Search the listing for the string "Performance" and copy every line that contains it.

#### Entries provided ####

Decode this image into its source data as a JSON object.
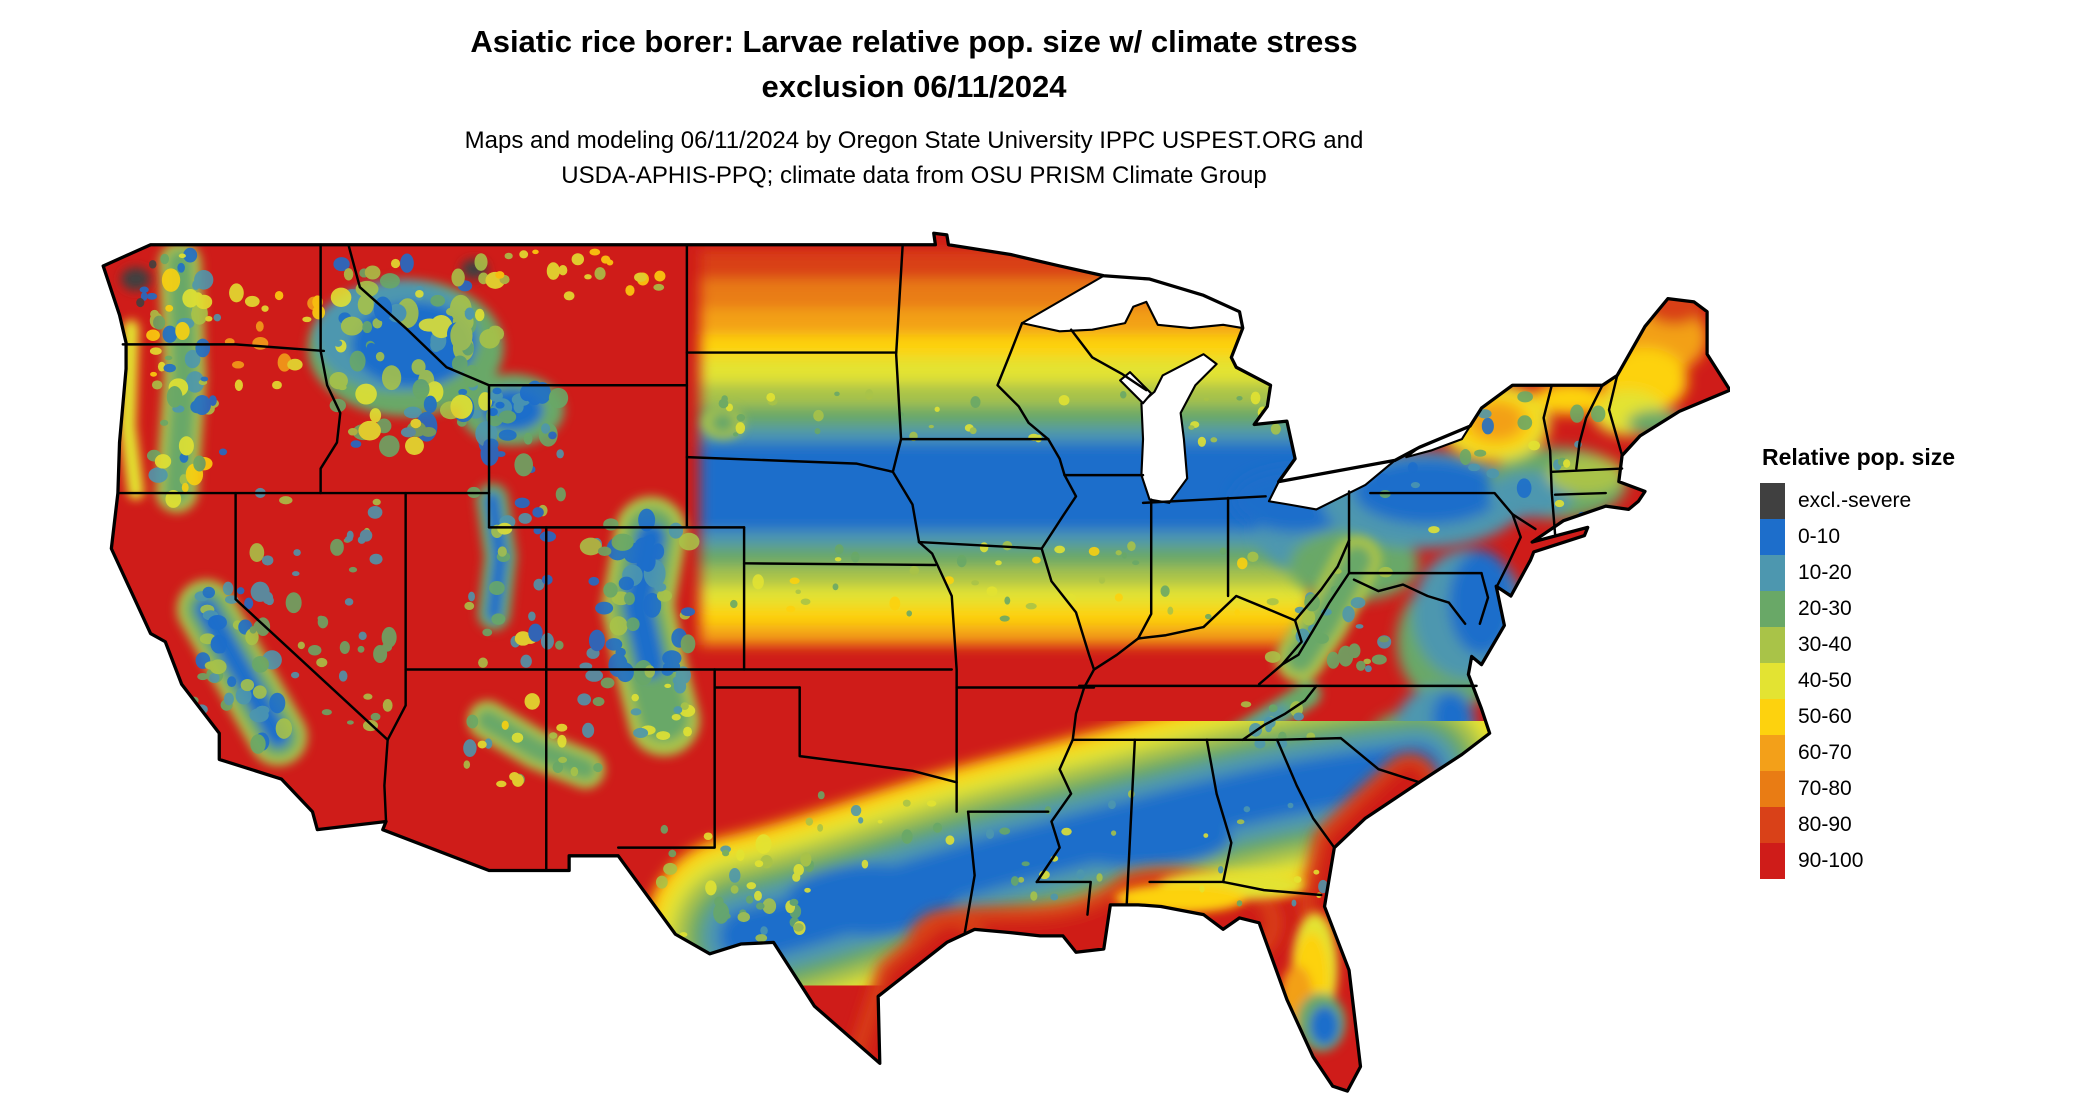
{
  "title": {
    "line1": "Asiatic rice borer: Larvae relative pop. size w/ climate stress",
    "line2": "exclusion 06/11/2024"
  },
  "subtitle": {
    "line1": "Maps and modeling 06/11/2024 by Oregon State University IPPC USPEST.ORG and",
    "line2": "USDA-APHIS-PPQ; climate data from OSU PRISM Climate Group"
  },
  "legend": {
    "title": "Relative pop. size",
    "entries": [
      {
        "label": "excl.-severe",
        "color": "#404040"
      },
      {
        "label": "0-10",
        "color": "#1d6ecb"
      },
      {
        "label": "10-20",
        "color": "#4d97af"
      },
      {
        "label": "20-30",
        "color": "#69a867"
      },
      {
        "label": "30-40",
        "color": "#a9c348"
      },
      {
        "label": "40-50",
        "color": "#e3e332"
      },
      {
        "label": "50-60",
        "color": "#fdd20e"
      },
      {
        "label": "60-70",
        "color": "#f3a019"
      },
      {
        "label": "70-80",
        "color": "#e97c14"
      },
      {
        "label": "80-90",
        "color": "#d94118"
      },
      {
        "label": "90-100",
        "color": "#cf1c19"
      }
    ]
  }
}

####
#### Entries provided ####

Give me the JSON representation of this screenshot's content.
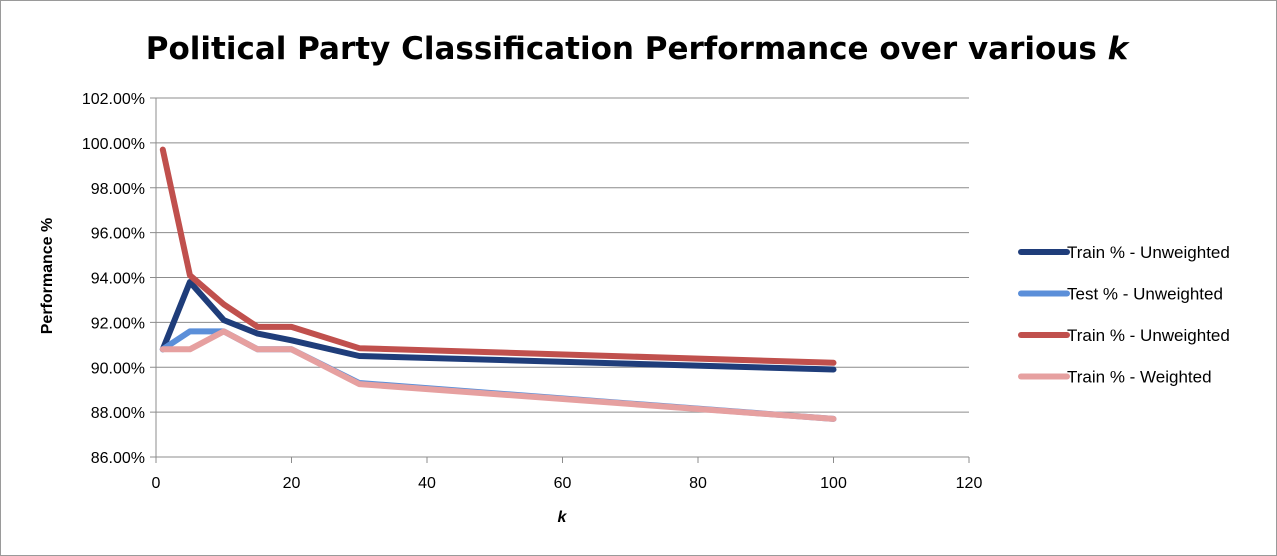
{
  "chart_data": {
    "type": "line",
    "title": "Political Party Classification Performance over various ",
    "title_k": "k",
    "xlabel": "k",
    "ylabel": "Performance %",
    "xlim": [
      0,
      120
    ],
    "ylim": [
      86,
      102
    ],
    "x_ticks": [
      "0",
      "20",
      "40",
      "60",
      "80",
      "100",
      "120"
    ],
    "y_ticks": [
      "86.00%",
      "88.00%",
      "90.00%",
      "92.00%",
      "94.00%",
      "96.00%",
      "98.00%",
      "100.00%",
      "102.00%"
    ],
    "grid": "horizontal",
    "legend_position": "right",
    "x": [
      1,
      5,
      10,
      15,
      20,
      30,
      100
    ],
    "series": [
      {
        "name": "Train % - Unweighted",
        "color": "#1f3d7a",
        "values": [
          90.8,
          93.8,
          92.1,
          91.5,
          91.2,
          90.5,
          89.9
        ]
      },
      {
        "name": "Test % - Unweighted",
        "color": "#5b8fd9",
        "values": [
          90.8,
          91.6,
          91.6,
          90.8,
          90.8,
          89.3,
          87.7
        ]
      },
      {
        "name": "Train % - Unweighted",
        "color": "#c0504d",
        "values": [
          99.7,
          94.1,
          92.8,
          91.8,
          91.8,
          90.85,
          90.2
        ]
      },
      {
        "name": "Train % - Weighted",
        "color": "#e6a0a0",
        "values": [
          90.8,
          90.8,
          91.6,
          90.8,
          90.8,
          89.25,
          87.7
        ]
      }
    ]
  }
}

####

● Correct answer
    "title": "Political Party Classification Performance over various ",
    "ylabel": "Performance %",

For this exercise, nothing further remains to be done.